● **GIVEN DATA**:
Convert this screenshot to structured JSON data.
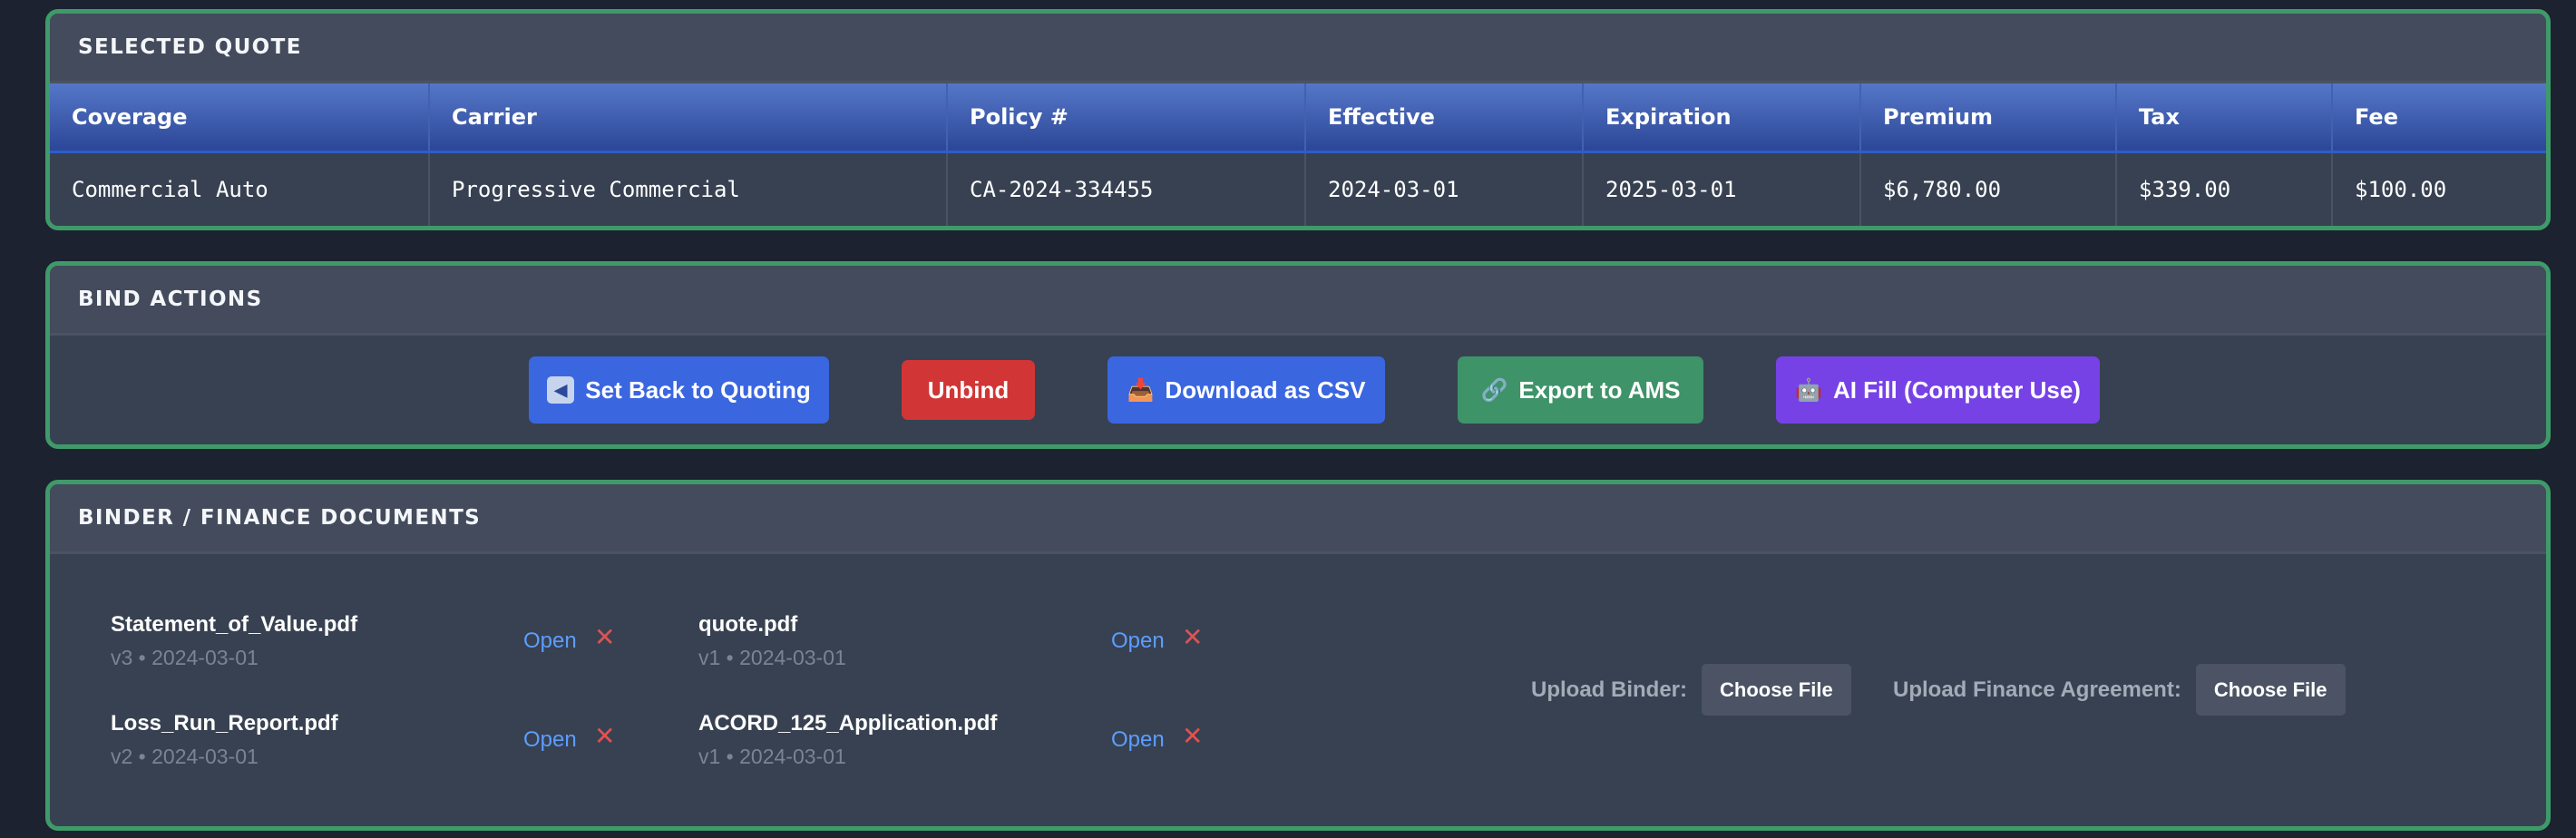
{
  "selected_quote": {
    "header": "SELECTED QUOTE",
    "columns": [
      "Coverage",
      "Carrier",
      "Policy #",
      "Effective",
      "Expiration",
      "Premium",
      "Tax",
      "Fee"
    ],
    "row": [
      "Commercial Auto",
      "Progressive Commercial",
      "CA-2024-334455",
      "2024-03-01",
      "2025-03-01",
      "$6,780.00",
      "$339.00",
      "$100.00"
    ]
  },
  "bind_actions": {
    "header": "BIND ACTIONS",
    "buttons": {
      "set_back": {
        "label": "Set Back to Quoting",
        "icon": "back-arrow-icon",
        "color": "#3a66e0"
      },
      "unbind": {
        "label": "Unbind",
        "color": "#d13535"
      },
      "download_csv": {
        "label": "Download as CSV",
        "icon": "inbox-tray-icon",
        "color": "#3a66e0"
      },
      "export_ams": {
        "label": "Export to AMS",
        "icon": "link-icon",
        "color": "#3e9369"
      },
      "ai_fill": {
        "label": "AI Fill (Computer Use)",
        "icon": "robot-icon",
        "color": "#7642e6"
      }
    }
  },
  "documents": {
    "header": "BINDER / FINANCE DOCUMENTS",
    "open_label": "Open",
    "items": [
      {
        "name": "Statement_of_Value.pdf",
        "meta": "v3 • 2024-03-01"
      },
      {
        "name": "quote.pdf",
        "meta": "v1 • 2024-03-01"
      },
      {
        "name": "Loss_Run_Report.pdf",
        "meta": "v2 • 2024-03-01"
      },
      {
        "name": "ACORD_125_Application.pdf",
        "meta": "v1 • 2024-03-01"
      }
    ],
    "upload_binder": {
      "label": "Upload Binder:",
      "button": "Choose File"
    },
    "upload_finance": {
      "label": "Upload Finance Agreement:",
      "button": "Choose File"
    }
  },
  "colors": {
    "card_border": "#3f9a6a",
    "link": "#5c9dff",
    "delete": "#e05252"
  }
}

● **EXERCISE OBJECTIVE**: Within the data above, count the lines that contain the string "name"; the reply is the number alone.

● **SOLUTION**: 4